┌──

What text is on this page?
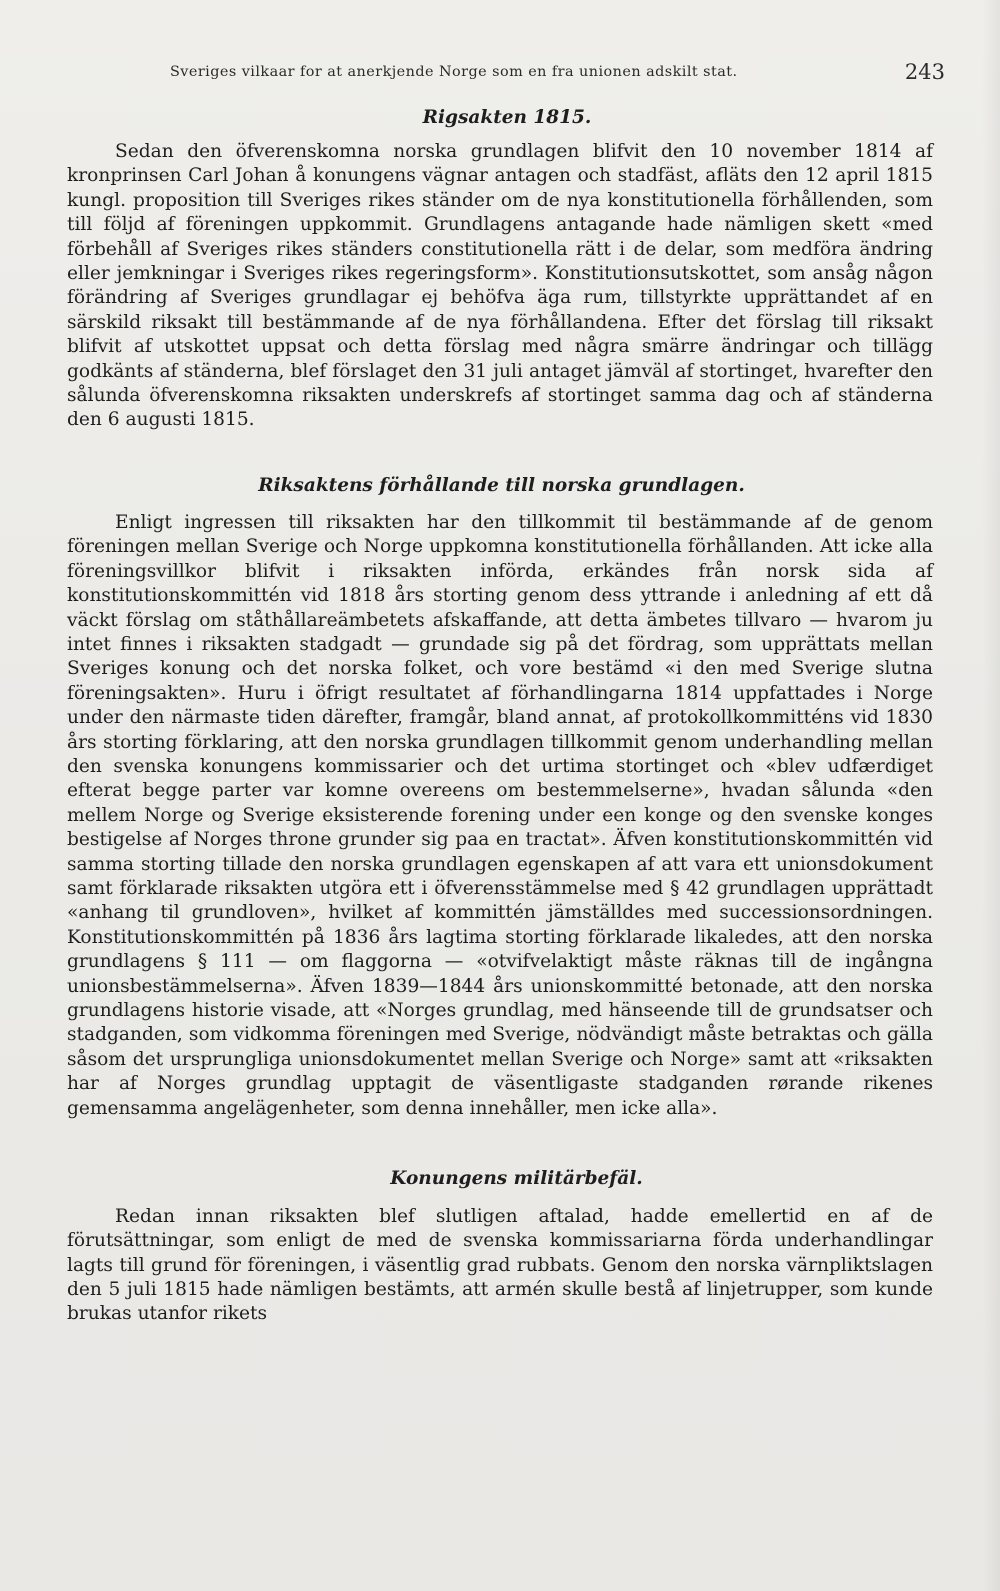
Sveriges vilkaar for at anerkjende Norge som en fra unionen adskilt stat.	243
Rigsakten 1815.

Sedan den öfverenskomna norska grundlagen blifvit den 10 november 1814 af kronprinsen Carl Johan å konungens vägnar antagen och stadfäst, afläts den 12 april 1815 kungl. proposition till Sveriges rikes ständer om de nya konstitutionella förhållenden, som till följd af föreningen uppkommit. Grundlagens antagande hade nämligen skett «med förbehåll af Sveriges rikes ständers constitutionella rätt i de delar, som medföra ändring eller jemkningar i Sveriges rikes regeringsform». Konstitutionsutskottet, som ansåg någon förändring af Sveriges grundlagar ej behöfva äga rum, tillstyrkte upprättandet af en särskild riksakt till bestämmande af de nya förhållandena. Efter det förslag till riksakt blifvit af utskottet uppsat och detta förslag med några smärre ändringar och tillägg godkänts af ständerna, blef förslaget den 31 juli antaget jämväl af stortinget, hvarefter den sålunda öfverenskomna riksakten underskrefs af stortinget samma dag och af ständerna den 6 augusti 1815.

Riksaktens förhållande till norska grundlagen.

Enligt ingressen till riksakten har den tillkommit til bestämmande af de genom föreningen mellan Sverige och Norge uppkomna konstitutionella förhållanden. Att icke alla föreningsvillkor blifvit i riksakten införda, erkändes från norsk sida af konstitutionskommittén vid 1818 års storting genom dess yttrande i anledning af ett då väckt förslag om ståthållareämbetets afskaffande, att detta ämbetes tillvaro — hvarom ju intet finnes i riksakten stadgadt — grundade sig på det fördrag, som upprättats mellan Sveriges konung och det norska folket, och vore bestämd «i den med Sverige slutna föreningsakten». Huru i öfrigt resultatet af förhandlingarna 1814 uppfattades i Norge under den närmaste tiden därefter, framgår, bland annat, af protokollkommitténs vid 1830 års storting förklaring, att den norska grundlagen tillkommit genom underhandling mellan den svenska konungens kommissarier och det urtima stortinget och «blev udfærdiget efterat begge parter var komne overeens om bestemmelserne», hvadan sålunda «den mellem Norge og Sverige eksisterende forening under een konge og den svenske konges bestigelse af Norges throne grunder sig paa en tractat». Äfven konstitutionskommittén vid samma storting tillade den norska grundlagen egenskapen af att vara ett unionsdokument samt förklarade riksakten utgöra ett i öfverensstämmelse med § 42 grundlagen upprättadt «anhang til grundloven», hvilket af kommittén jämställdes med successionsordningen. Konstitutionskommittén på 1836 års lagtima storting förklarade likaledes, att den norska grundlagens § 111 — om flaggorna — «otvifvelaktigt måste räknas till de ingångna unionsbestämmelserna». Äfven 1839—1844 års unionskommitté betonade, att den norska grundlagens historie visade, att «Norges grundlag, med hänseende till de grundsatser och stadganden, som vidkomma föreningen med Sverige, nödvändigt måste betraktas och gälla såsom det ursprungliga unionsdokumentet mellan Sverige och Norge» samt att «riksakten har af Norges grundlag upptagit de väsentligaste stadganden rørande rikenes gemensamma angelägenheter, som denna innehåller, men icke alla».

Konungens militärbefäl.

Redan innan riksakten blef slutligen aftalad, hadde emellertid en af de förutsättningar, som enligt de med de svenska kommissariarna förda underhandlingar lagts till grund för föreningen, i väsentlig grad rubbats. Genom den norska värnpliktslagen den 5 juli 1815 hade nämligen bestämts, att armén skulle bestå af linjetrupper, som kunde brukas utanfor rikets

└──

> **What the task asks**:
All entries need to be duplicated exactly, apart from the images.

> **Response area**:
What text is on this page?
Sveriges vilkaar for at anerkjende Norge som en fra unionen adskilt stat.	243
Rigsakten 1815.

Sedan den öfverenskomna norska grundlagen blifvit den 10 november 1814 af kronprinsen Carl Johan å konungens vägnar antagen och stadfäst, afläts den 12 april 1815 kungl. proposition till Sveriges rikes ständer om de nya konstitutionella förhållenden, som till följd af föreningen uppkommit. Grundlagens antagande hade nämligen skett «med förbehåll af Sveriges rikes ständers constitutionella rätt i de delar, som medföra ändring eller jemkningar i Sveriges rikes regeringsform». Konstitutionsutskottet, som ansåg någon förändring af Sveriges grundlagar ej behöfva äga rum, tillstyrkte upprättandet af en särskild riksakt till bestämmande af de nya förhållandena. Efter det förslag till riksakt blifvit af utskottet uppsat och detta förslag med några smärre ändringar och tillägg godkänts af ständerna, blef förslaget den 31 juli antaget jämväl af stortinget, hvarefter den sålunda öfverenskomna riksakten underskrefs af stortinget samma dag och af ständerna den 6 augusti 1815.

Riksaktens förhållande till norska grundlagen.

Enligt ingressen till riksakten har den tillkommit til bestämmande af de genom föreningen mellan Sverige och Norge uppkomna konstitutionella förhållanden. Att icke alla föreningsvillkor blifvit i riksakten införda, erkändes från norsk sida af konstitutionskommittén vid 1818 års storting genom dess yttrande i anledning af ett då väckt förslag om ståthållareämbetets afskaffande, att detta ämbetes tillvaro — hvarom ju intet finnes i riksakten stadgadt — grundade sig på det fördrag, som upprättats mellan Sveriges konung och det norska folket, och vore bestämd «i den med Sverige slutna föreningsakten». Huru i öfrigt resultatet af förhandlingarna 1814 uppfattades i Norge under den närmaste tiden därefter, framgår, bland annat, af protokollkommitténs vid 1830 års storting förklaring, att den norska grundlagen tillkommit genom underhandling mellan den svenska konungens kommissarier och det urtima stortinget och «blev udfærdiget efterat begge parter var komne overeens om bestemmelserne», hvadan sålunda «den mellem Norge og Sverige eksisterende forening under een konge og den svenske konges bestigelse af Norges throne grunder sig paa en tractat». Äfven konstitutionskommittén vid samma storting tillade den norska grundlagen egenskapen af att vara ett unionsdokument samt förklarade riksakten utgöra ett i öfverensstämmelse med § 42 grundlagen upprättadt «anhang til grundloven», hvilket af kommittén jämställdes med successionsordningen. Konstitutionskommittén på 1836 års lagtima storting förklarade likaledes, att den norska grundlagens § 111 — om flaggorna — «otvifvelaktigt måste räknas till de ingångna unionsbestämmelserna». Äfven 1839—1844 års unionskommitté betonade, att den norska grundlagens historie visade, att «Norges grundlag, med hänseende till de grundsatser och stadganden, som vidkomma föreningen med Sverige, nödvändigt måste betraktas och gälla såsom det ursprungliga unionsdokumentet mellan Sverige och Norge» samt att «riksakten har af Norges grundlag upptagit de väsentligaste stadganden rørande rikenes gemensamma angelägenheter, som denna innehåller, men icke alla».

Konungens militärbefäl.

Redan innan riksakten blef slutligen aftalad, hadde emellertid en af de förutsättningar, som enligt de med de svenska kommissariarna förda underhandlingar lagts till grund för föreningen, i väsentlig grad rubbats. Genom den norska värnpliktslagen den 5 juli 1815 hade nämligen bestämts, att armén skulle bestå af linjetrupper, som kunde brukas utanfor rikets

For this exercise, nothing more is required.